■ Your goal ■
The records that follow are to be transcribed in full, without their images.

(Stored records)

## Begin

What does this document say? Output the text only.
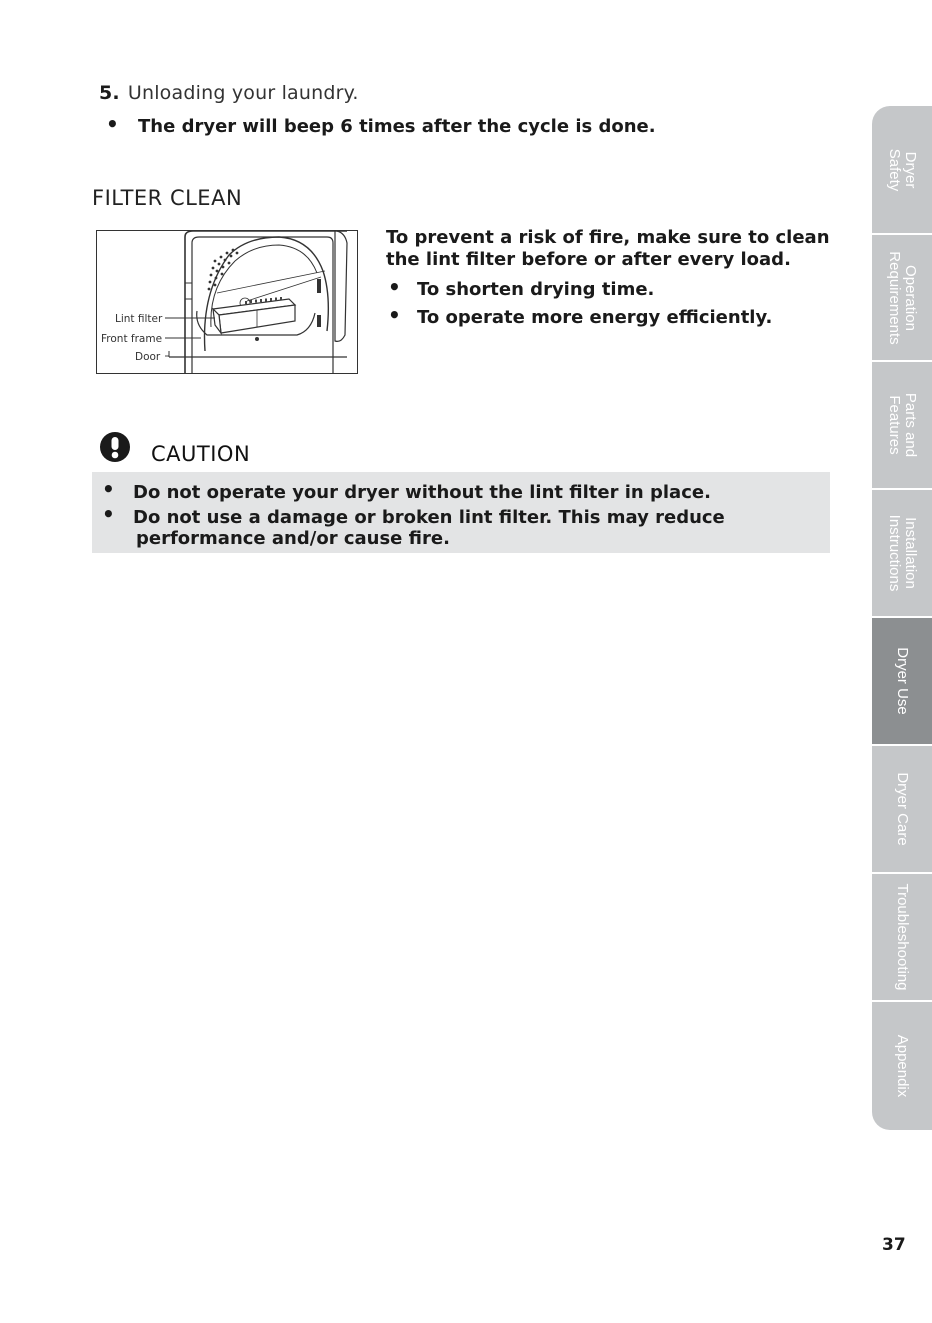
5. Unloading your laundry.
• The dryer will beep 6 times after the cycle is done.
FILTER CLEAN
Lint filter
Front frame
Door
To prevent a risk of fire, make sure to clean
the lint filter before or after every load.
• To shorten drying time.
• To operate more energy efficiently.
CAUTION
• Do not operate your dryer without the lint filter in place.
• Do not use a damage or broken lint filter. This may reduce
performance and/or cause fire.
Dryer
Safety
Operation
Requirements
Parts and
Features
Installation
Instructions
Dryer Use
Dryer Care
Troubleshooting
Appendix
37
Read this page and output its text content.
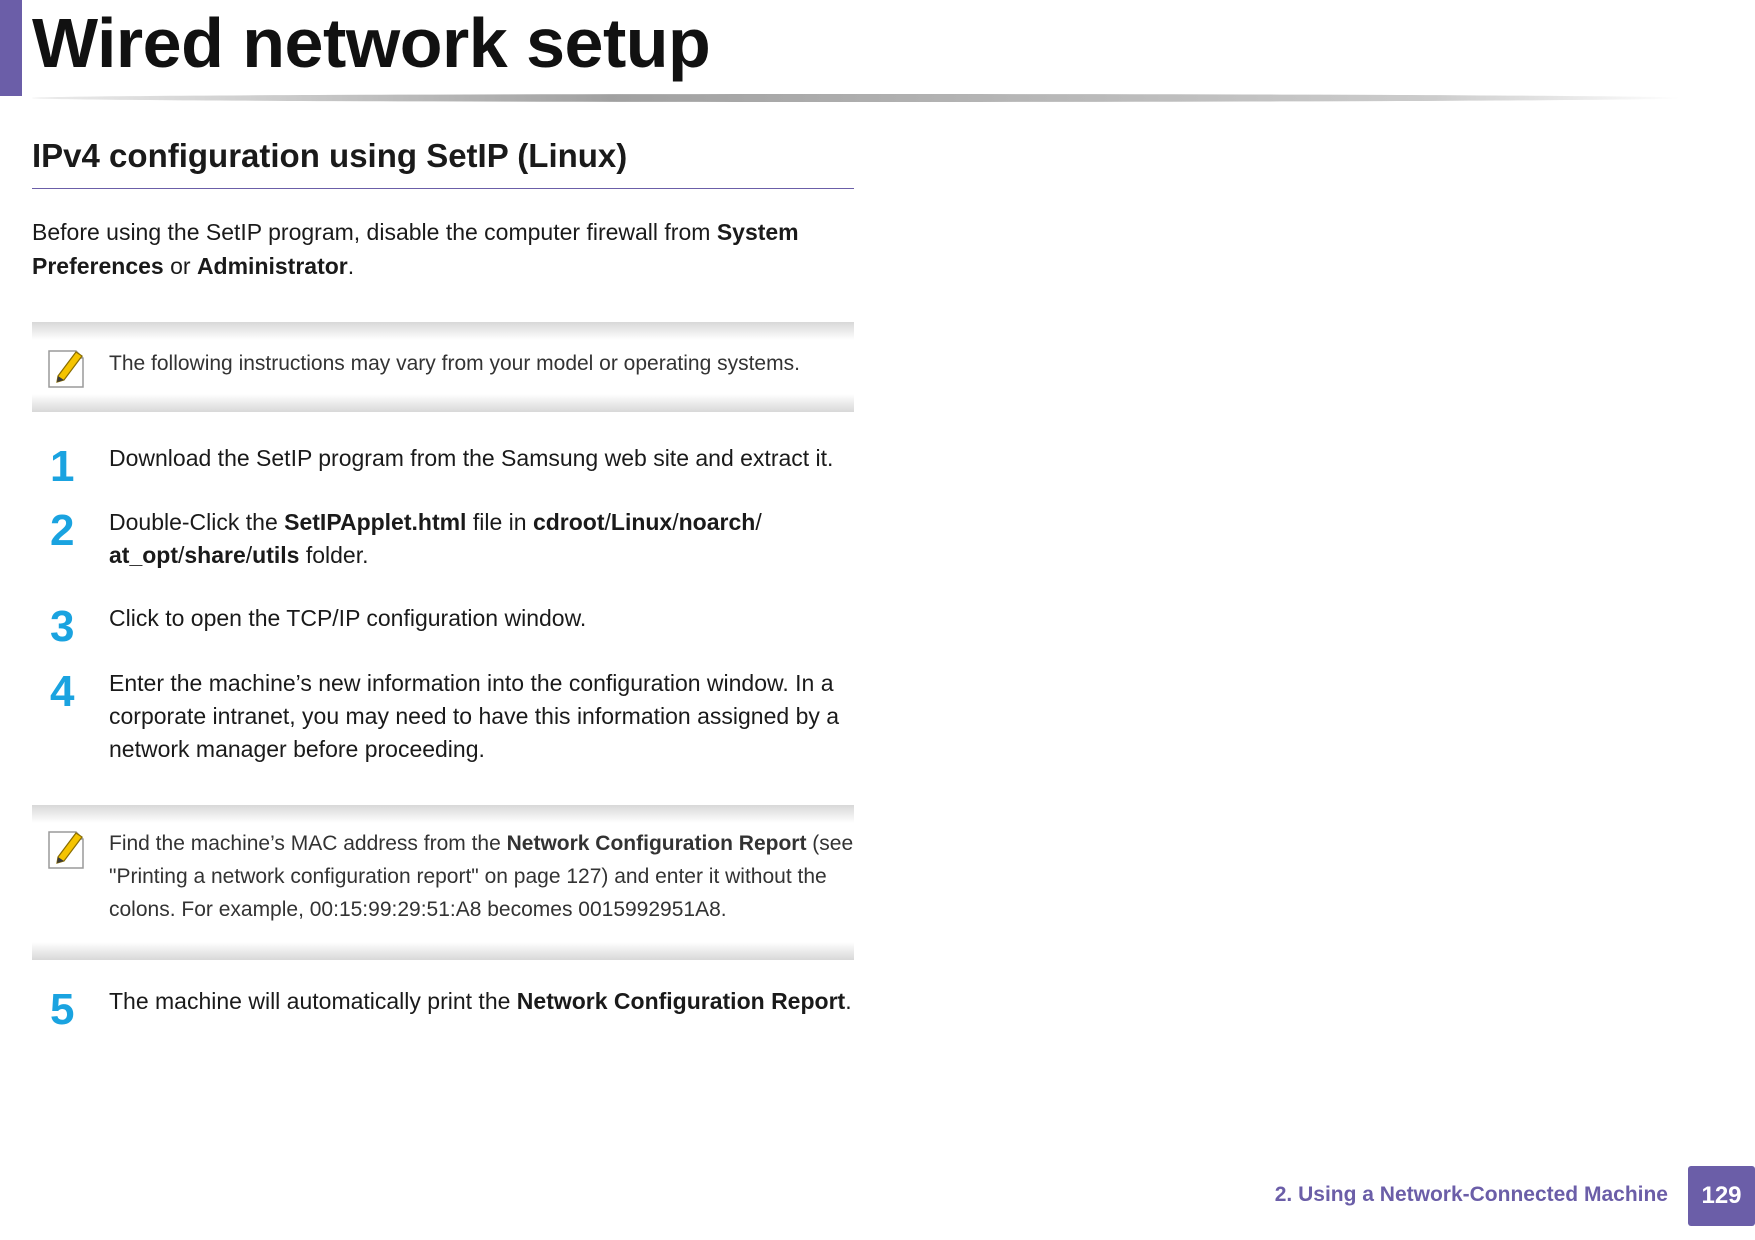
Wired network setup
IPv4 configuration using SetIP (Linux)

Before using the SetIP program, disable the computer firewall from System Preferences or Administrator.

The following instructions may vary from your model or operating systems.

1	Download the SetIP program from the Samsung web site and extract it.

2	Double-Click the SetIPApplet.html file in cdroot/Linux/noarch/
at_opt/share/utils folder.

3	Click to open the TCP/IP configuration window.

4	Enter the machine’s new information into the configuration window. In a corporate intranet, you may need to have this information assigned by a network manager before proceeding.

Find the machine’s MAC address from the Network Configuration Report (see "Printing a network configuration report" on page 127) and enter it without the colons. For example, 00:15:99:29:51:A8 becomes 0015992951A8.

5	The machine will automatically print the Network Configuration Report.

2. Using a Network-Connected Machine	129
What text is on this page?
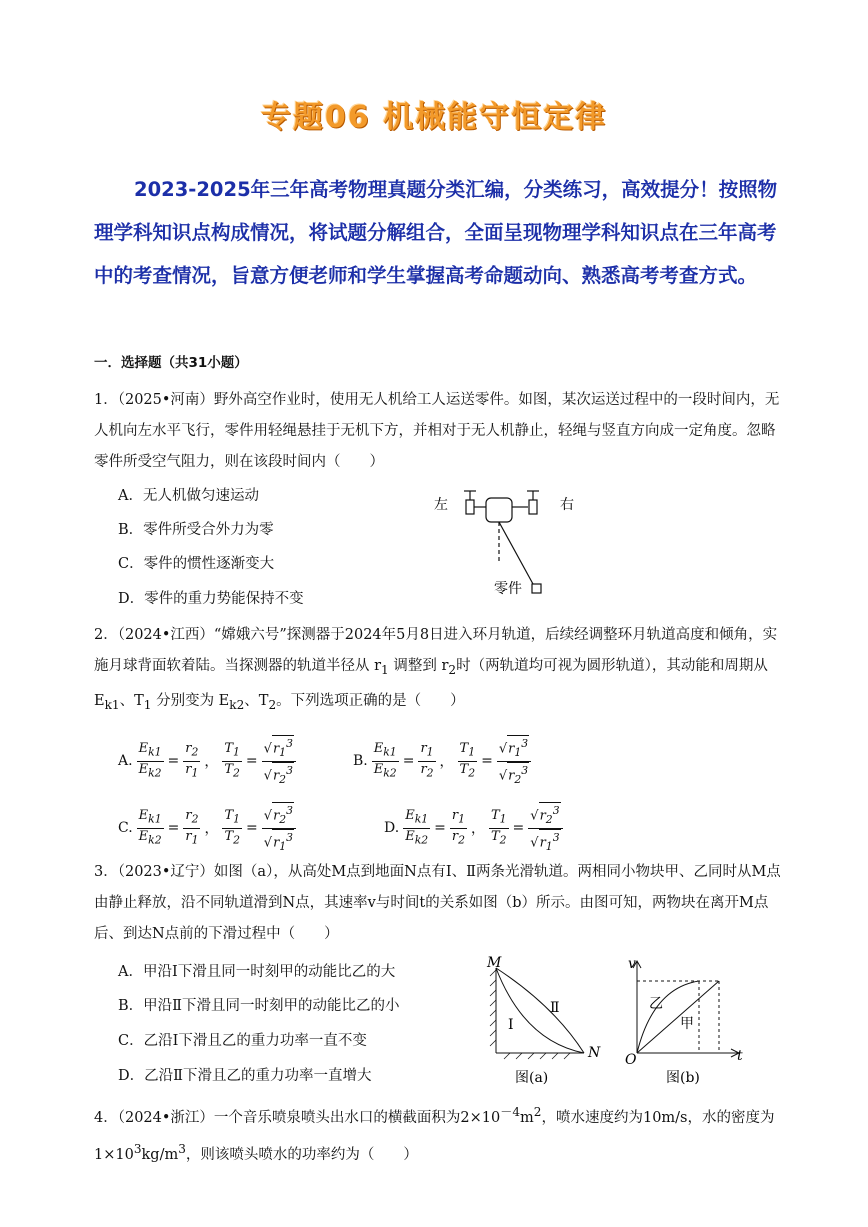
专题06 机械能守恒定律

2023-2025年三年高考物理真题分类汇编，分类练习，高效提分！按照物理学科知识点构成情况，将试题分解组合，全面呈现物理学科知识点在三年高考中的考查情况，旨意方便老师和学生掌握高考命题动向、熟悉高考考查方式。

一．选择题（共31小题）

1．（2025•河南）野外高空作业时，使用无人机给工人运送零件。如图，某次运送过程中的一段时间内，无人机向左水平飞行，零件用轻绳悬挂于无机下方，并相对于无人机静止，轻绳与竖直方向成一定角度。忽略零件所受空气阻力，则在该段时间内（　　）

A．无人机做匀速运动
B．零件所受合外力为零
C．零件的惯性逐渐变大
D．零件的重力势能保持不变
左	右
零件

2．（2024•江西）“嫦娥六号”探测器于2024年5月8日进入环月轨道，后续经调整环月轨道高度和倾角，实施月球背面软着陆。当探测器的轨道半径从 $r_1$ 调整到 $r_2$时（两轨道均可视为圆形轨道），其动能和周期从 $E_{k1}$、$T_1$ 分别变为 $E_{k2}$、$T_2$。下列选项正确的是（　　）

A. $\frac{E_{k1}}{E_{k2}} = \frac{r_2}{r_1}$ ， $\frac{T_1}{T_2} = \frac{√r_1^3}{√r_2^3}$	B. $\frac{E_{k1}}{E_{k2}} = \frac{r_1}{r_2}$ ， $\frac{T_1}{T_2} = \frac{√r_1^3}{√r_2^3}$
C. $\frac{E_{k1}}{E_{k2}} = \frac{r_2}{r_1}$ ， $\frac{T_1}{T_2} = \frac{√r_2^3}{√r_1^3}$	D. $\frac{E_{k1}}{E_{k2}} = \frac{r_1}{r_2}$ ， $\frac{T_1}{T_2} = \frac{√r_2^3}{√r_1^3}$

3．（2023•辽宁）如图（a），从高处M点到地面N点有Ⅰ、Ⅱ两条光滑轨道。两相同小物块甲、乙同时从M点由静止释放，沿不同轨道滑到N点，其速率v与时间t的关系如图（b）所示。由图可知，两物块在离开M点后、到达N点前的下滑过程中（　　）

A．甲沿Ⅰ下滑且同一时刻甲的动能比乙的大
B．甲沿Ⅱ下滑且同一时刻甲的动能比乙的小
C．乙沿Ⅰ下滑且乙的重力功率一直不变
D．乙沿Ⅱ下滑且乙的重力功率一直增大
M
N
Ⅰ
Ⅱ
图(a)
v
t
O
乙
甲
图(b)

4．（2024•浙江）一个音乐喷泉喷头出水口的横截面积为$2\times 10^{-4}m^2$，喷水速度约为10m/s，水的密度为$1\times 10^3kg/m^3$，则该喷头喷水的功率约为（　　）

## End

■ Result ■
What does this document say? Output the text only.
5. Unloading your laundry.
• The dryer will beep 6 times after the cycle is done.
FILTER CLEAN
Lint filter
Front frame
Door
To prevent a risk of fire, make sure to clean
the lint filter before or after every load.
• To shorten drying time.
• To operate more energy efficiently.
CAUTION
• Do not operate your dryer without the lint filter in place.
• Do not use a damage or broken lint filter. This may reduce
performance and/or cause fire.
Dryer
Safety
Operation
Requirements
Parts and
Features
Installation
Instructions
Dryer Use
Dryer Care
Troubleshooting
Appendix
37
Read this page and output its text content.
Wired network setup
IPv4 configuration using SetIP (Linux)

Before using the SetIP program, disable the computer firewall from System Preferences or Administrator.

The following instructions may vary from your model or operating systems.

1	Download the SetIP program from the Samsung web site and extract it.

2	Double-Click the SetIPApplet.html file in cdroot/Linux/noarch/
at_opt/share/utils folder.

3	Click to open the TCP/IP configuration window.

4	Enter the machine’s new information into the configuration window. In a corporate intranet, you may need to have this information assigned by a network manager before proceeding.

Find the machine’s MAC address from the Network Configuration Report (see "Printing a network configuration report" on page 127) and enter it without the colons. For example, 00:15:99:29:51:A8 becomes 0015992951A8.

5	The machine will automatically print the Network Configuration Report.

2. Using a Network-Connected Machine	129
What text is on this page?
专题06 机械能守恒定律

2023-2025年三年高考物理真题分类汇编，分类练习，高效提分！按照物理学科知识点构成情况，将试题分解组合，全面呈现物理学科知识点在三年高考中的考查情况，旨意方便老师和学生掌握高考命题动向、熟悉高考考查方式。

一．选择题（共31小题）

1．（2025•河南）野外高空作业时，使用无人机给工人运送零件。如图，某次运送过程中的一段时间内，无人机向左水平飞行，零件用轻绳悬挂于无机下方，并相对于无人机静止，轻绳与竖直方向成一定角度。忽略零件所受空气阻力，则在该段时间内（　　）

A．无人机做匀速运动
B．零件所受合外力为零
C．零件的惯性逐渐变大
D．零件的重力势能保持不变
左	右
零件

2．（2024•江西）“嫦娥六号”探测器于2024年5月8日进入环月轨道，后续经调整环月轨道高度和倾角，实施月球背面软着陆。当探测器的轨道半径从 $r_1$ 调整到 $r_2$时（两轨道均可视为圆形轨道），其动能和周期从 $E_{k1}$、$T_1$ 分别变为 $E_{k2}$、$T_2$。下列选项正确的是（　　）

A. $\frac{E_{k1}}{E_{k2}} = \frac{r_2}{r_1}$ ， $\frac{T_1}{T_2} = \frac{√r_1^3}{√r_2^3}$	B. $\frac{E_{k1}}{E_{k2}} = \frac{r_1}{r_2}$ ， $\frac{T_1}{T_2} = \frac{√r_1^3}{√r_2^3}$
C. $\frac{E_{k1}}{E_{k2}} = \frac{r_2}{r_1}$ ， $\frac{T_1}{T_2} = \frac{√r_2^3}{√r_1^3}$	D. $\frac{E_{k1}}{E_{k2}} = \frac{r_1}{r_2}$ ， $\frac{T_1}{T_2} = \frac{√r_2^3}{√r_1^3}$

3．（2023•辽宁）如图（a），从高处M点到地面N点有Ⅰ、Ⅱ两条光滑轨道。两相同小物块甲、乙同时从M点由静止释放，沿不同轨道滑到N点，其速率v与时间t的关系如图（b）所示。由图可知，两物块在离开M点后、到达N点前的下滑过程中（　　）

A．甲沿Ⅰ下滑且同一时刻甲的动能比乙的大
B．甲沿Ⅱ下滑且同一时刻甲的动能比乙的小
C．乙沿Ⅰ下滑且乙的重力功率一直不变
D．乙沿Ⅱ下滑且乙的重力功率一直增大
M
N
Ⅰ
Ⅱ
图(a)
v
t
O
乙
甲
图(b)

4．（2024•浙江）一个音乐喷泉喷头出水口的横截面积为$2\times 10^{-4}m^2$，喷水速度约为10m/s，水的密度为$1\times 10^3kg/m^3$，则该喷头喷水的功率约为（　　）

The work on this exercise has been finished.